— Dataset entries —

◆ ◆ ◆ ◆ ◆

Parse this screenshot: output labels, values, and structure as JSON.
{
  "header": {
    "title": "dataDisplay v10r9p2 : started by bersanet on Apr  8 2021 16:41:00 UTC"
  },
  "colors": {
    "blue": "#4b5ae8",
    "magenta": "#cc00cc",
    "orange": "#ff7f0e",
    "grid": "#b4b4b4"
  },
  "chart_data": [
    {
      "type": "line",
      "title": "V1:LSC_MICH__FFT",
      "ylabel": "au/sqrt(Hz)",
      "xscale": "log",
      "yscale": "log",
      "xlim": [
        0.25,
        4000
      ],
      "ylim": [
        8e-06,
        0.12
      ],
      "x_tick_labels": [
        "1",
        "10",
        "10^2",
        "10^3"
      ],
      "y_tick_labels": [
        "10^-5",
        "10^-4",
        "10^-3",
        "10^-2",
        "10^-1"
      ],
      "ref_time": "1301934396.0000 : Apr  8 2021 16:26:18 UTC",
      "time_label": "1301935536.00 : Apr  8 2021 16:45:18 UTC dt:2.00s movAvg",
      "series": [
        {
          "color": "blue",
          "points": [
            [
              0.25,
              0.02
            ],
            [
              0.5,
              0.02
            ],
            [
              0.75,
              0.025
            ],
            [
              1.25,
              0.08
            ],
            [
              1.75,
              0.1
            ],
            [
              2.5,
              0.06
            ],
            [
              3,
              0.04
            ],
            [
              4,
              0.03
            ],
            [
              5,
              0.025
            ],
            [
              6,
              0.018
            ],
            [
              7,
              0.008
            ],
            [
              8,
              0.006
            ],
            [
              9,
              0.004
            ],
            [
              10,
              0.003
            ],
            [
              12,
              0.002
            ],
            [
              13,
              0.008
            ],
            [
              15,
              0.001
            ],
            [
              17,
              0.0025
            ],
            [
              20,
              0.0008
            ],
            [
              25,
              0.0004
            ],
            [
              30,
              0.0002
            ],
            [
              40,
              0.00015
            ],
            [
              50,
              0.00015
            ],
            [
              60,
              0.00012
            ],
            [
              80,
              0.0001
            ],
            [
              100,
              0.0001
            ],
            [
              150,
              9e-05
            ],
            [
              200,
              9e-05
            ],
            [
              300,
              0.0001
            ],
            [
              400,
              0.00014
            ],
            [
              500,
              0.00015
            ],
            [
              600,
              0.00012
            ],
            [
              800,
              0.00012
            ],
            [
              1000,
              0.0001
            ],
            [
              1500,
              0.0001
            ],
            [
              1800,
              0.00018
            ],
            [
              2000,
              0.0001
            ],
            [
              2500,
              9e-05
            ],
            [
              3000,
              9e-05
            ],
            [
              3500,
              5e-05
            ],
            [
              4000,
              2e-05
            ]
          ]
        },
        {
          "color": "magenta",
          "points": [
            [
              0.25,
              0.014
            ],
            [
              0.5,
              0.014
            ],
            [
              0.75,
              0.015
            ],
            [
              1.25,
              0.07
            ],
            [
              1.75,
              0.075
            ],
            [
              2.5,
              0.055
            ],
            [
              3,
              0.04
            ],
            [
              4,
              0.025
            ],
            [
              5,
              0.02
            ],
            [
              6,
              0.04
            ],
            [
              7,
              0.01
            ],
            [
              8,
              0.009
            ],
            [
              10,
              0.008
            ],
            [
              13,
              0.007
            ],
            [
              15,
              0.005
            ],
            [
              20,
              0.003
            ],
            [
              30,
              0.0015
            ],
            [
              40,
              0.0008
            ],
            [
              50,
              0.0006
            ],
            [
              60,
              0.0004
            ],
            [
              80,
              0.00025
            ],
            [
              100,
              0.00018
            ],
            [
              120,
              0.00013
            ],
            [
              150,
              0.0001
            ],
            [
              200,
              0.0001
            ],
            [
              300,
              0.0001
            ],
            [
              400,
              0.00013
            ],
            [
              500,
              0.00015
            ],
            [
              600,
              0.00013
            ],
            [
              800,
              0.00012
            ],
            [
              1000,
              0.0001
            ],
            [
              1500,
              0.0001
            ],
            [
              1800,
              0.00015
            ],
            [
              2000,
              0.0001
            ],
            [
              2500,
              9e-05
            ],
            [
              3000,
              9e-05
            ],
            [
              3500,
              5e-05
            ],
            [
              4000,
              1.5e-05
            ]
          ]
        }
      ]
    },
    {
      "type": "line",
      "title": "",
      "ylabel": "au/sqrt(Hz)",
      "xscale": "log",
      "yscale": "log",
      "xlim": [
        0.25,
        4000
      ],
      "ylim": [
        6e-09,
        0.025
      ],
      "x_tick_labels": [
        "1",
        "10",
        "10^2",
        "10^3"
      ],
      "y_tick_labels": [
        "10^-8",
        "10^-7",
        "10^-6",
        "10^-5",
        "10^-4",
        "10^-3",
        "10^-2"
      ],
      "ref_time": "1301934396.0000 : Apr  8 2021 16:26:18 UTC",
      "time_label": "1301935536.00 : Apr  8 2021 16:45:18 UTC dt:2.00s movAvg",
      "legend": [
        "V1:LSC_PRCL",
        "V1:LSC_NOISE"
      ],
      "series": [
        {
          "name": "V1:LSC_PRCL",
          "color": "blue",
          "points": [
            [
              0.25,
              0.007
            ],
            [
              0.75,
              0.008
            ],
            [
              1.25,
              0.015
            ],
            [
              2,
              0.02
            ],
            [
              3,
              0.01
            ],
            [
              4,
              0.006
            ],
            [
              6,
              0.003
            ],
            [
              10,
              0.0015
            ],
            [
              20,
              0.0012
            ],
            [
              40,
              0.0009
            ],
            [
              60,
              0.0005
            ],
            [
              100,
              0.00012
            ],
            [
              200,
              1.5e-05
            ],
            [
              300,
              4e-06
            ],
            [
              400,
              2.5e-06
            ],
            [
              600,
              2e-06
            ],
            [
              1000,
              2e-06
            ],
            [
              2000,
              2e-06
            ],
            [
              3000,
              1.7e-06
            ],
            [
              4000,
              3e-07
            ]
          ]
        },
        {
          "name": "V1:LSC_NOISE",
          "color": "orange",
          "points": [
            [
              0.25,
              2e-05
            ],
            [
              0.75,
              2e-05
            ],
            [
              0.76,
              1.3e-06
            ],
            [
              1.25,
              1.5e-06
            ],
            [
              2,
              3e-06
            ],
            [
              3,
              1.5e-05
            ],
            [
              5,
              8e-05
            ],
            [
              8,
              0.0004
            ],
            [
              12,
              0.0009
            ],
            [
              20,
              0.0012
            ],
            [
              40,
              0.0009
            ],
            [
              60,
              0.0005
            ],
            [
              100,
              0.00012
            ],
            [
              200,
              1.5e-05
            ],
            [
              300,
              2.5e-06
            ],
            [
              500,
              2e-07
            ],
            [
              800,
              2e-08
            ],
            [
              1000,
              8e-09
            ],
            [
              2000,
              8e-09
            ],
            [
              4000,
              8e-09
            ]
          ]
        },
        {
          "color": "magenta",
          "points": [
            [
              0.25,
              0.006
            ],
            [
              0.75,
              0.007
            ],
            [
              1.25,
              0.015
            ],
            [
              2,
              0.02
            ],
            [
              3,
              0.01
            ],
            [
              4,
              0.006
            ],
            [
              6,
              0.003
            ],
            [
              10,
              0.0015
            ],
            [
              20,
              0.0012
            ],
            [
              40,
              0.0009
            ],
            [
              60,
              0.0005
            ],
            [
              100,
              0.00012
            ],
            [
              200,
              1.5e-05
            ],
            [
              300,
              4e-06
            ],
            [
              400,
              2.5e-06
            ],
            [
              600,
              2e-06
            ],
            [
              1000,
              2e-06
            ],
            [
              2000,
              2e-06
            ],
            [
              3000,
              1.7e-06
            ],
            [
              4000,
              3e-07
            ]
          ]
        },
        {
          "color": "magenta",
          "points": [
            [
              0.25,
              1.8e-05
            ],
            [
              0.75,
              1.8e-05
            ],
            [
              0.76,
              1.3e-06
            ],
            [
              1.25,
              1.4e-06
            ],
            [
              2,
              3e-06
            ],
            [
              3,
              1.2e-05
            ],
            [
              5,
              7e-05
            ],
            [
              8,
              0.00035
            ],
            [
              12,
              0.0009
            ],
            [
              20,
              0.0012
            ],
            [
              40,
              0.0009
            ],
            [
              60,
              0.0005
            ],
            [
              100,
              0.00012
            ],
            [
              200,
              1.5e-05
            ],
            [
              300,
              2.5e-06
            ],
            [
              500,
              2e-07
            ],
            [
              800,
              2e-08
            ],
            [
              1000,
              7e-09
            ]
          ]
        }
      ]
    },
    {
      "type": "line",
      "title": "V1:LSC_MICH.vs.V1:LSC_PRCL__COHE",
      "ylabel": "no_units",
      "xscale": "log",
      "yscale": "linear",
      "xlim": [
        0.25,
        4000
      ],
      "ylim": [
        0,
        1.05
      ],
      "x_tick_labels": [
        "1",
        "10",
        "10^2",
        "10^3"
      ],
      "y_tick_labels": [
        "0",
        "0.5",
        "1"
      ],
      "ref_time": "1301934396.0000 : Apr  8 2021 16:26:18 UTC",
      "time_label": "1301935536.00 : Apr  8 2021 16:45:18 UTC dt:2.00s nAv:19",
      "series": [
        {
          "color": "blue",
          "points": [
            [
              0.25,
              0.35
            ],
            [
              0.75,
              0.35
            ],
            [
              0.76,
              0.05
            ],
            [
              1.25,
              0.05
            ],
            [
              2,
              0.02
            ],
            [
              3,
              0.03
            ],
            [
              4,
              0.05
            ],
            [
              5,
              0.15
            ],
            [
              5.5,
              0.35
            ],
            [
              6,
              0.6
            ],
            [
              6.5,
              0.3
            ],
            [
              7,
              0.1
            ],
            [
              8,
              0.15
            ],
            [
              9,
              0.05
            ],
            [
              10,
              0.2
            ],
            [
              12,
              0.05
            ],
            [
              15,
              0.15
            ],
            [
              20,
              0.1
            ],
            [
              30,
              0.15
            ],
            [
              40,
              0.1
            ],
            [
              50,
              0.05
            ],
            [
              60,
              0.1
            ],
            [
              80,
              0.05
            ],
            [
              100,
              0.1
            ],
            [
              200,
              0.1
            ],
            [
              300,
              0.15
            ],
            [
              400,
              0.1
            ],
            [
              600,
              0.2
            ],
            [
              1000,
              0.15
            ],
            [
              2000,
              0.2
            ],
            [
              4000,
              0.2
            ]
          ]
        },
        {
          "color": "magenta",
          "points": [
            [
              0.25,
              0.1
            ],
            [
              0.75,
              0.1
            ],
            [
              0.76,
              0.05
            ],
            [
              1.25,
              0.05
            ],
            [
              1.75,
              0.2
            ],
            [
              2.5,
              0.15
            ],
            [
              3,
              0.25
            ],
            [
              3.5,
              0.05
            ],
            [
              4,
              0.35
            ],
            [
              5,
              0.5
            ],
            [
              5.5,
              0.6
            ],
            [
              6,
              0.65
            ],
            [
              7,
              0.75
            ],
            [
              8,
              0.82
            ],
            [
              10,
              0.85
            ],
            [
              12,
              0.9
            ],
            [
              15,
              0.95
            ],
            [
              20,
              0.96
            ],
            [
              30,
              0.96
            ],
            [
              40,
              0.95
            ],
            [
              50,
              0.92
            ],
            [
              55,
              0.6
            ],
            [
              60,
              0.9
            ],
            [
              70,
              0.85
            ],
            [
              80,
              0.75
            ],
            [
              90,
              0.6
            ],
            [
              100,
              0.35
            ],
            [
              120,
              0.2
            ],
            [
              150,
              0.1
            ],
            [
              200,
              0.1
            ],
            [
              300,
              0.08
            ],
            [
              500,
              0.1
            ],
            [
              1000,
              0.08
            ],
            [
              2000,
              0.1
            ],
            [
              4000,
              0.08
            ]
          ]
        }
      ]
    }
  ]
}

◆ ◆ ◆ ◆ ◆

— Exercise directions —
Above are the records; copy every line in them that holds the word "title".

— Correct answer —
    "title": "dataDisplay v10r9p2 : started by bersanet on Apr  8 2021 16:41:00 UTC"
      "title": "V1:LSC_MICH__FFT",
      "title": "",
      "title": "V1:LSC_MICH.vs.V1:LSC_PRCL__COHE",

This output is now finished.